Each line in the entries below that holds the string "Развитие" is to be listed.

— START OF INFORMATION PROVIDED —

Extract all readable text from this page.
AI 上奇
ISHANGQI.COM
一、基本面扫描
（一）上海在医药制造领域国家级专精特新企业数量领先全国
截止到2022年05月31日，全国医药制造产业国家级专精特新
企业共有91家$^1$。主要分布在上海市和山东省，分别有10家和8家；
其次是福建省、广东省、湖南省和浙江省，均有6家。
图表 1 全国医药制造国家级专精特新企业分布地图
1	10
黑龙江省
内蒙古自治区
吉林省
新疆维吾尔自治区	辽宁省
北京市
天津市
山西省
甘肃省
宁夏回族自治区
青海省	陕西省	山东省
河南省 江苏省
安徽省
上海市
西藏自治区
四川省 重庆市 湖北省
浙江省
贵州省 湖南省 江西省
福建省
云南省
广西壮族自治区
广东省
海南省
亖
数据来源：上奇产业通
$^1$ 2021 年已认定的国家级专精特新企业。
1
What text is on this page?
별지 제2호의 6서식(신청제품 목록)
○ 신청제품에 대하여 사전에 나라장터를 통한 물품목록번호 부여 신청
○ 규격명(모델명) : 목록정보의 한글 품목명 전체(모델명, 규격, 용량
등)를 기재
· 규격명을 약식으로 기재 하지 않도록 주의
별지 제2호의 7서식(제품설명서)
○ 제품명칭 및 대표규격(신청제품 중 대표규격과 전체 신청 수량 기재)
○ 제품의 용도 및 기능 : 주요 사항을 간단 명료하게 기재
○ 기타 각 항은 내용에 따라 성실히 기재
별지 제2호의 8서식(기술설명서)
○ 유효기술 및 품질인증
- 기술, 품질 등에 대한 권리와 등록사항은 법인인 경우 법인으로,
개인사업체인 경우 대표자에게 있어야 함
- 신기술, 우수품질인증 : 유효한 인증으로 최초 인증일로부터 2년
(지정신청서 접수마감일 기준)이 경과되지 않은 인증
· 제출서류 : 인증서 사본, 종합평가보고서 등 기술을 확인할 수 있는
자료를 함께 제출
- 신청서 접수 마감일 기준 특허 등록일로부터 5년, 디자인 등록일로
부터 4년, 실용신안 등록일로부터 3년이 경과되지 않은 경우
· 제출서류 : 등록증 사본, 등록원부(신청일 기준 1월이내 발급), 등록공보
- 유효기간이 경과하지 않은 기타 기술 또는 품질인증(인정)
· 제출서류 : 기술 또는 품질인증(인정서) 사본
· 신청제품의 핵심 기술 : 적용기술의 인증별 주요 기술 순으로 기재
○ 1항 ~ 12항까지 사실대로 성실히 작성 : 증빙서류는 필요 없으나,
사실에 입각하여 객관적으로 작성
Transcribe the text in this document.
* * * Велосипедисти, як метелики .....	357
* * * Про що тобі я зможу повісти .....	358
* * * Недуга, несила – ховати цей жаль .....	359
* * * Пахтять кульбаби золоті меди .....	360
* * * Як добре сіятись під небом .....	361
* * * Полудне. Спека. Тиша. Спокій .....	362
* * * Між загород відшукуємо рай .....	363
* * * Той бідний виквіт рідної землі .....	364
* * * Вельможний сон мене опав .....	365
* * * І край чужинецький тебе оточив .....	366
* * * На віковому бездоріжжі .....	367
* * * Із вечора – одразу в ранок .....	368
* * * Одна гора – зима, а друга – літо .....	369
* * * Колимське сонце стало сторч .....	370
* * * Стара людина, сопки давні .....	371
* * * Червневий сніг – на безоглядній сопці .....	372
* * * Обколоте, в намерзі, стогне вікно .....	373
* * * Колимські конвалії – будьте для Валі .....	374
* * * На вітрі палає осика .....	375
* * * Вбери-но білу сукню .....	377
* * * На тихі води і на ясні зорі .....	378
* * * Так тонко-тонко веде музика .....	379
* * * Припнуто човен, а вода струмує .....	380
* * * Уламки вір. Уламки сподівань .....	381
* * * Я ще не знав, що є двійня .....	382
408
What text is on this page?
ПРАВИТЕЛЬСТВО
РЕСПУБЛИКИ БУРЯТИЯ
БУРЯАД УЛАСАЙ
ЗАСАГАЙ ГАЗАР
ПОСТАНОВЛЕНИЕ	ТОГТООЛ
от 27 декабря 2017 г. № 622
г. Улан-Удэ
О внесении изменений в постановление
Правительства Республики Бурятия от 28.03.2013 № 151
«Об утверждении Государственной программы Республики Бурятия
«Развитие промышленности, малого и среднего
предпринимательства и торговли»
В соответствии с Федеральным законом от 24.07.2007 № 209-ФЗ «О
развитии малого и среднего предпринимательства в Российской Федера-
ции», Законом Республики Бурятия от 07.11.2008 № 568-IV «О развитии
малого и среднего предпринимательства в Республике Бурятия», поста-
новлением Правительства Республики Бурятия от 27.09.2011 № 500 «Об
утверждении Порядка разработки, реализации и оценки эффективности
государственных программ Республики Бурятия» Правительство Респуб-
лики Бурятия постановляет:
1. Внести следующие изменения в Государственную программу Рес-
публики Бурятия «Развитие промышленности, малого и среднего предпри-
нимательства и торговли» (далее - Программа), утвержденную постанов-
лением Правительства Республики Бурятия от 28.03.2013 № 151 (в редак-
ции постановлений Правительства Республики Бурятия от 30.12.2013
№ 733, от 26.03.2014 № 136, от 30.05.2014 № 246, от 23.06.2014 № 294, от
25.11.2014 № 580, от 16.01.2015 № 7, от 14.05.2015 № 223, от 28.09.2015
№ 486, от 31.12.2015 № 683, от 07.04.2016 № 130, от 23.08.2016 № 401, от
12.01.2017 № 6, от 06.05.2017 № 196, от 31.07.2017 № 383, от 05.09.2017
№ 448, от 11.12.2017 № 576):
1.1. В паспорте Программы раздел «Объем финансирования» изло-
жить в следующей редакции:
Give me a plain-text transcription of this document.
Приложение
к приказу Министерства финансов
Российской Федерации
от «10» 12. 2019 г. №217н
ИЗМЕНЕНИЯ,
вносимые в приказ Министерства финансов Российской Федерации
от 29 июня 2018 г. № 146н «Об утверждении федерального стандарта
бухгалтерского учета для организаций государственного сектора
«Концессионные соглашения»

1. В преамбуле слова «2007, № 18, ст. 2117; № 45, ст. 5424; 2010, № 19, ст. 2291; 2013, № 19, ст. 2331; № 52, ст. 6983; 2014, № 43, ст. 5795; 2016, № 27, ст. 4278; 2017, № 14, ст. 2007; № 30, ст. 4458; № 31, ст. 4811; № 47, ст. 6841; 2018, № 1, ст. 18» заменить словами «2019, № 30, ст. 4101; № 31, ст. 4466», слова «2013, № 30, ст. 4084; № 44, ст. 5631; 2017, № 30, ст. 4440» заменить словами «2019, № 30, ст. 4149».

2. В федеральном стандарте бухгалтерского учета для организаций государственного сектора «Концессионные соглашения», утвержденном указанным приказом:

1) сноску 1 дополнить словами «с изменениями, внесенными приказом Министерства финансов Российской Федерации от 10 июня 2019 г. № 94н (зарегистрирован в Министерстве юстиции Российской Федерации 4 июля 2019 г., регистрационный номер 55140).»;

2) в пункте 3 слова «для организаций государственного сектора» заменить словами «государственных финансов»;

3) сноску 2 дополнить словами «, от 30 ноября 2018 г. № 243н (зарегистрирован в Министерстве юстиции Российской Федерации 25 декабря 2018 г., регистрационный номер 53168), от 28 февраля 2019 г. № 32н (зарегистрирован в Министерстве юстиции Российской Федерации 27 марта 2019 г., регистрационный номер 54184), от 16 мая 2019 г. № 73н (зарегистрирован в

— END OF INFORMATION PROVIDED —

**FINISHED ANSWER**
«Развитие промышленности, малого и среднего
публики Бурятия «Развитие промышленности, малого и среднего предпри-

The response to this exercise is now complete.